→ **INSTRUCTION**
Output as a JSON list of strings the entry lines that begin with the line containing "84, 632, 103]" and continue through the line containing "284, 54, 299]", one string per line with blank lines omitted.

+ + + +

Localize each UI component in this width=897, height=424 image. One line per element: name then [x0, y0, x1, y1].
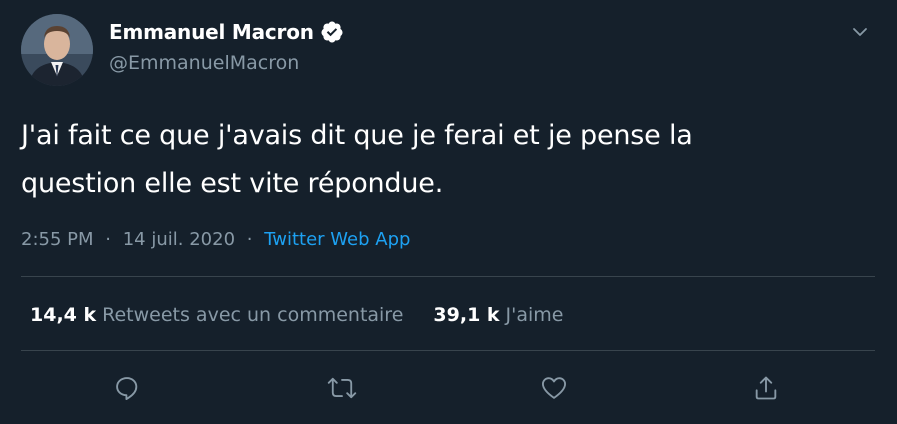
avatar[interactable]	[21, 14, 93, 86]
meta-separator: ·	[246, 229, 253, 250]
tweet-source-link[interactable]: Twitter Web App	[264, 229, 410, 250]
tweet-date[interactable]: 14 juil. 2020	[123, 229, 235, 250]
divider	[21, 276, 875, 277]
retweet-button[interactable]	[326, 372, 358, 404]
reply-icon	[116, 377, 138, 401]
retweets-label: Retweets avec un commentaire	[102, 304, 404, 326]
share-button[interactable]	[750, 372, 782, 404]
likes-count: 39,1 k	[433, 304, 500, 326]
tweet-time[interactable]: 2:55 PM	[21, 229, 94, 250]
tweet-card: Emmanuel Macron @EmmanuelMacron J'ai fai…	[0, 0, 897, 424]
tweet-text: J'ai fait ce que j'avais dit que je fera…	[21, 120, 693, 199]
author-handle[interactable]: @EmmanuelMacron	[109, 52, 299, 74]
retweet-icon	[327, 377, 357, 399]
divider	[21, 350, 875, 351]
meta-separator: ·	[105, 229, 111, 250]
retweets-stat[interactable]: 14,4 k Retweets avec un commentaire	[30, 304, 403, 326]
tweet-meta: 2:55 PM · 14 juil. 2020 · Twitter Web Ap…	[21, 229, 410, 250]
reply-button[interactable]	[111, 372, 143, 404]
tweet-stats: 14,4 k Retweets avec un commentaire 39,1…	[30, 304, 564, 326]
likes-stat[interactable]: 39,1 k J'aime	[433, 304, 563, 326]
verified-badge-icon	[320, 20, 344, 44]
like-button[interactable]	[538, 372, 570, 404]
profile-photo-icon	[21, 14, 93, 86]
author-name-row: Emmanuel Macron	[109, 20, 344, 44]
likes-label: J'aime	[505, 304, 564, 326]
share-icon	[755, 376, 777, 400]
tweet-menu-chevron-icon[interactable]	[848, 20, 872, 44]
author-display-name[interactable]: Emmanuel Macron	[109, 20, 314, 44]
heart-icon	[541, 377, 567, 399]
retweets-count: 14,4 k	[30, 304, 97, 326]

+ + + +

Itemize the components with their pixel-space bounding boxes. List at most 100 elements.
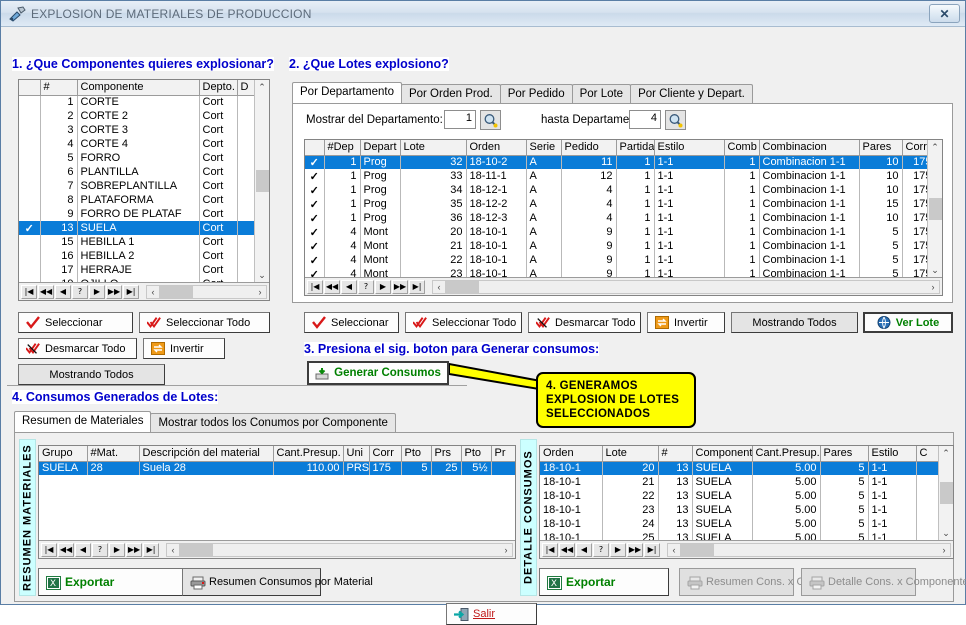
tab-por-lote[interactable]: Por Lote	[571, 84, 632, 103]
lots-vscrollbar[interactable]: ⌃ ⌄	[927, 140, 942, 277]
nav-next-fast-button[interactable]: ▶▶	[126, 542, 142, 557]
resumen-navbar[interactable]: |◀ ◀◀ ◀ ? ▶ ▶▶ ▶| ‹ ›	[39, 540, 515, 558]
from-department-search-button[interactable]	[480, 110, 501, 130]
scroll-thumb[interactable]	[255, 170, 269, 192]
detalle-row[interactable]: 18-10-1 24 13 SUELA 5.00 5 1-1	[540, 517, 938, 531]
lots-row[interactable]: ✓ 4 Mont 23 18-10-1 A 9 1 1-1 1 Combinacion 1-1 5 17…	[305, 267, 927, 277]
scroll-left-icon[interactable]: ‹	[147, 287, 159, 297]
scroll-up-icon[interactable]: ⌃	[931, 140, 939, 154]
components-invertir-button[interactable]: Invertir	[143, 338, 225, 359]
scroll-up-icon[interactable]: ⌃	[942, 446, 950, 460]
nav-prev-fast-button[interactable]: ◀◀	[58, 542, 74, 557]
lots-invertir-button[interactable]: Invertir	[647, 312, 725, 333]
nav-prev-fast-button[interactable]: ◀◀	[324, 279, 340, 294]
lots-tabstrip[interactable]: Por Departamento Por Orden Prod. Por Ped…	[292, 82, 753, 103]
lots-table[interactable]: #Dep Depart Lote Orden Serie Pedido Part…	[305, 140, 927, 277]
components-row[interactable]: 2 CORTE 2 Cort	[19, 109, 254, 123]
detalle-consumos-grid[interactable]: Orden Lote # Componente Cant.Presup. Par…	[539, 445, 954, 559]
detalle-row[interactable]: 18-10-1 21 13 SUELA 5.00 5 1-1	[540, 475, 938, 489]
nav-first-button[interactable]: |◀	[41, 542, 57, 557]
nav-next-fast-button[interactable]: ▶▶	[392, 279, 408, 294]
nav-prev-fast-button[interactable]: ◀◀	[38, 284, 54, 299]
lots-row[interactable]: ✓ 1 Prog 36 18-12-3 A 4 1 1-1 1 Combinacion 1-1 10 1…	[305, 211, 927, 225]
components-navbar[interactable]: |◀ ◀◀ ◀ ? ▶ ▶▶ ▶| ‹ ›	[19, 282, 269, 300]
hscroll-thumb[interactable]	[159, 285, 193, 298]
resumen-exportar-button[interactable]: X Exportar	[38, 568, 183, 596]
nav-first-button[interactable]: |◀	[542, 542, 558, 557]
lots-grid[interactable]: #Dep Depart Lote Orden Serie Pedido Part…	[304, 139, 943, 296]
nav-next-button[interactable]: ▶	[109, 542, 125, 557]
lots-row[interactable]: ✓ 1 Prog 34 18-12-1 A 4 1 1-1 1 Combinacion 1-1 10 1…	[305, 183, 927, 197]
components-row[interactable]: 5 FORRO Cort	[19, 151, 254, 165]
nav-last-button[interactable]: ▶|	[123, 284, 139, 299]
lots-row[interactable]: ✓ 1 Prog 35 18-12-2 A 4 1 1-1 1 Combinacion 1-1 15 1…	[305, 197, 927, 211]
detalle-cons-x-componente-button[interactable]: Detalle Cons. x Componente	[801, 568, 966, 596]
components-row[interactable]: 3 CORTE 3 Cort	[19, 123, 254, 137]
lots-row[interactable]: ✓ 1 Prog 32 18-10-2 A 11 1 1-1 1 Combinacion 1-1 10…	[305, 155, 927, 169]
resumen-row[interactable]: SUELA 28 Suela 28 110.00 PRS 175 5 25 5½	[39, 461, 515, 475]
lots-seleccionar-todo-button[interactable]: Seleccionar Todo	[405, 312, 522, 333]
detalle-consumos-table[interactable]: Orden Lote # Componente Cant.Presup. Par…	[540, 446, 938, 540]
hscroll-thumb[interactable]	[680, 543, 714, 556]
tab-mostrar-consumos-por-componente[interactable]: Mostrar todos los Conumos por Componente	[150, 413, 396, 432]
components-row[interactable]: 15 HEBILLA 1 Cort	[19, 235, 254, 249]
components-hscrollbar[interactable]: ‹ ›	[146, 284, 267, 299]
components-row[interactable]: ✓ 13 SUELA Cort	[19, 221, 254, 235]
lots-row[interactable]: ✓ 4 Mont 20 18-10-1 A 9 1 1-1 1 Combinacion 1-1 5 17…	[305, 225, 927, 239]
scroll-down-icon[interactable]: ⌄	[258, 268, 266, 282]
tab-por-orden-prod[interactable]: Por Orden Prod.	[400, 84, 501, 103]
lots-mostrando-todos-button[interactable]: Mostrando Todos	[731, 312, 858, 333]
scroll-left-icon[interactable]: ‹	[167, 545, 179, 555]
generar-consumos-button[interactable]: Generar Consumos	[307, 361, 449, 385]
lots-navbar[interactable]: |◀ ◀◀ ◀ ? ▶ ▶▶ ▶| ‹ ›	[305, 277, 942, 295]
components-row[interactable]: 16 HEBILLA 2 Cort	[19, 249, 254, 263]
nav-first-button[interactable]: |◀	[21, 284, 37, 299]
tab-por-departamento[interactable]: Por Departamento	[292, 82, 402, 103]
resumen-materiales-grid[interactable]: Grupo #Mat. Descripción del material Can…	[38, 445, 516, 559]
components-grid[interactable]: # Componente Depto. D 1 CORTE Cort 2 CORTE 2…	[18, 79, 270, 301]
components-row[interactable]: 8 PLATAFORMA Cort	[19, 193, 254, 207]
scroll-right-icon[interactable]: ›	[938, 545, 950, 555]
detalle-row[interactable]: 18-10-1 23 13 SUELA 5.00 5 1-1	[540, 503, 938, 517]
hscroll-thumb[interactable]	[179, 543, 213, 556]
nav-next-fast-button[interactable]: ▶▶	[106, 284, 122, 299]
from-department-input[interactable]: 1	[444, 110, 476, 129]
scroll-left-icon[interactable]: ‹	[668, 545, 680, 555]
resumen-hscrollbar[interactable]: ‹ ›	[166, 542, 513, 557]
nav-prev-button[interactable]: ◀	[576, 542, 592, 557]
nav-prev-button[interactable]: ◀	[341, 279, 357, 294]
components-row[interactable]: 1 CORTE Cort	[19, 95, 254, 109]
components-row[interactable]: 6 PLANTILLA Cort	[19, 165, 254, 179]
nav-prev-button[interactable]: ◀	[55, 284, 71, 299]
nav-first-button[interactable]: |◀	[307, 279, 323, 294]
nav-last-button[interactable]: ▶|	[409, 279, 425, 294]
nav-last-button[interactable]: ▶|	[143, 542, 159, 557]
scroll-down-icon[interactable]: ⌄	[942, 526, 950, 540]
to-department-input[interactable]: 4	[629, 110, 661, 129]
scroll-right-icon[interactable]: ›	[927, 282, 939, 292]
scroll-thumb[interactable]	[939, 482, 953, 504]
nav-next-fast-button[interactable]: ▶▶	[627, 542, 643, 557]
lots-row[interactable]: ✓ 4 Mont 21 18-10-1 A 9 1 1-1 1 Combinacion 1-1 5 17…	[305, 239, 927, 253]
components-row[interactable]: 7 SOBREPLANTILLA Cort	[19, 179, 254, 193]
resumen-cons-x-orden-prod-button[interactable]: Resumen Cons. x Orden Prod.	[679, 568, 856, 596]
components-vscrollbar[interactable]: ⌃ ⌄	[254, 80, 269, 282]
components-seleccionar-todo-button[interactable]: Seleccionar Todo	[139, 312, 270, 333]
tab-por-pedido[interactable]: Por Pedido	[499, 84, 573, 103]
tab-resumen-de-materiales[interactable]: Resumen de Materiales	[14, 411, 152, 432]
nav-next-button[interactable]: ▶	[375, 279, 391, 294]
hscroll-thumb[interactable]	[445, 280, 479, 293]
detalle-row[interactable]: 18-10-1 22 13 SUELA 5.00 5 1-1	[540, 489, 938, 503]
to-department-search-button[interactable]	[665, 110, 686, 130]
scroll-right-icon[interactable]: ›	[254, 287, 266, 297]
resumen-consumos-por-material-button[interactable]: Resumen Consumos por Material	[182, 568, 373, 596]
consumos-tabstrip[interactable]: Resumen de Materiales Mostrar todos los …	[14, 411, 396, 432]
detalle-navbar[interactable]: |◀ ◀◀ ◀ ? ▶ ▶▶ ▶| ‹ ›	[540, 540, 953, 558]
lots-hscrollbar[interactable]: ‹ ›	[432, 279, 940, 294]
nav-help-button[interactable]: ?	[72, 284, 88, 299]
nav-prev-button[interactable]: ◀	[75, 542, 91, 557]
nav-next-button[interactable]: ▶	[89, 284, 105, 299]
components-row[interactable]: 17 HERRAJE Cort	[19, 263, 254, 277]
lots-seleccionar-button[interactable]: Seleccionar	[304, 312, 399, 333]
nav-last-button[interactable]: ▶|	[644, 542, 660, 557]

+ + + +

→ **CORRECT RESULT**
[
  "tab-por-lote[interactable]: Por Lote\t[571, 84, 632, 103]",
  "lots-vscrollbar[interactable]: ⌃ ⌄\t[927, 140, 942, 277]",
  "nav-next-fast-button[interactable]: ▶▶\t[126, 542, 142, 557]",
  "resumen-navbar[interactable]: |◀ ◀◀ ◀ ? ▶ ▶▶ ▶| ‹ ›\t[39, 540, 515, 558]",
  "from-department-search-button[interactable]\t[480, 110, 501, 130]",
  "scroll-thumb[interactable]\t[255, 170, 269, 192]",
  "detalle-row[interactable]: 18-10-1 24 13 SUELA 5.00 5 1-1\t[540, 517, 938, 531]",
  "lots-row[interactable]: ✓ 4 Mont 23 18-10-1 A 9 1 1-1 1 Combinacion 1-1 5 17…\t[305, 267, 927, 277]",
  "scroll-left-icon[interactable]: ‹\t[147, 287, 159, 297]",
  "scroll-up-icon[interactable]: ⌃\t[931, 140, 939, 154]",
  "components-invertir-button[interactable]: Invertir\t[143, 338, 225, 359]",
  "scroll-up-icon[interactable]: ⌃\t[942, 446, 950, 460]",
  "nav-prev-fast-button[interactable]: ◀◀\t[58, 542, 74, 557]",
  "lots-invertir-button[interactable]: Invertir\t[647, 312, 725, 333]",
  "nav-prev-fast-button[interactable]: ◀◀\t[324, 279, 340, 294]",
  "lots-tabstrip[interactable]: Por Departamento Por Orden Prod. Por Ped…\t[292, 82, 753, 103]",
  "lots-table[interactable]: #Dep Depart Lote Orden Serie Pedido Part…\t[305, 140, 927, 277]",
  "components-row[interactable]: 2 CORTE 2 Cort\t[19, 109, 254, 123]",
  "detalle-consumos-grid[interactable]: Orden Lote # Componente Cant.Presup. Par…\t[539, 445, 954, 559]",
  "detalle-row[interactable]: 18-10-1 21 13 SUELA 5.00 5 1-1\t[540, 475, 938, 489]",
  "nav-first-button[interactable]: |◀\t[41, 542, 57, 557]",
  "nav-next-fast-button[interactable]: ▶▶\t[392, 279, 408, 294]",
  "nav-prev-fast-button[interactable]: ◀◀\t[38, 284, 54, 299]"
]